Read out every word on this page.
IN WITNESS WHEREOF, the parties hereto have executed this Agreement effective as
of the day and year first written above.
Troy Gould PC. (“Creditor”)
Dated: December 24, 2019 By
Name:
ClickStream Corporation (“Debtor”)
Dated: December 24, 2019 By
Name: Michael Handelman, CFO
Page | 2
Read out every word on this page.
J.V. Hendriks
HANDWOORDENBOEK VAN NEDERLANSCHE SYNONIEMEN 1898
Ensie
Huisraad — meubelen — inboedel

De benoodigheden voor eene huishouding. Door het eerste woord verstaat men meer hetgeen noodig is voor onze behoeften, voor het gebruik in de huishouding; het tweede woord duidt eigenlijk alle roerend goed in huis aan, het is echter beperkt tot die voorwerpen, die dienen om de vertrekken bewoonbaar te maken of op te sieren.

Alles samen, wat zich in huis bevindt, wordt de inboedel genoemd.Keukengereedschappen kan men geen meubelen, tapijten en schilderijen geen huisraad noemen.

-.-.-

Problem description — Send back each record exactly as it stands.

Response to the exercise —
Read out every word on this page.
IN WITNESS WHEREOF, the parties hereto have executed this Agreement effective as
of the day and year first written above.
Troy Gould PC. (“Creditor”)
Dated: December 24, 2019 By
Name:
ClickStream Corporation (“Debtor”)
Dated: December 24, 2019 By
Name: Michael Handelman, CFO
Page | 2
Read out every word on this page.
J.V. Hendriks
HANDWOORDENBOEK VAN NEDERLANSCHE SYNONIEMEN 1898
Ensie
Huisraad — meubelen — inboedel

De benoodigheden voor eene huishouding. Door het eerste woord verstaat men meer hetgeen noodig is voor onze behoeften, voor het gebruik in de huishouding; het tweede woord duidt eigenlijk alle roerend goed in huis aan, het is echter beperkt tot die voorwerpen, die dienen om de vertrekken bewoonbaar te maken of op te sieren.

Alles samen, wat zich in huis bevindt, wordt de inboedel genoemd.Keukengereedschappen kan men geen meubelen, tapijten en schilderijen geen huisraad noemen.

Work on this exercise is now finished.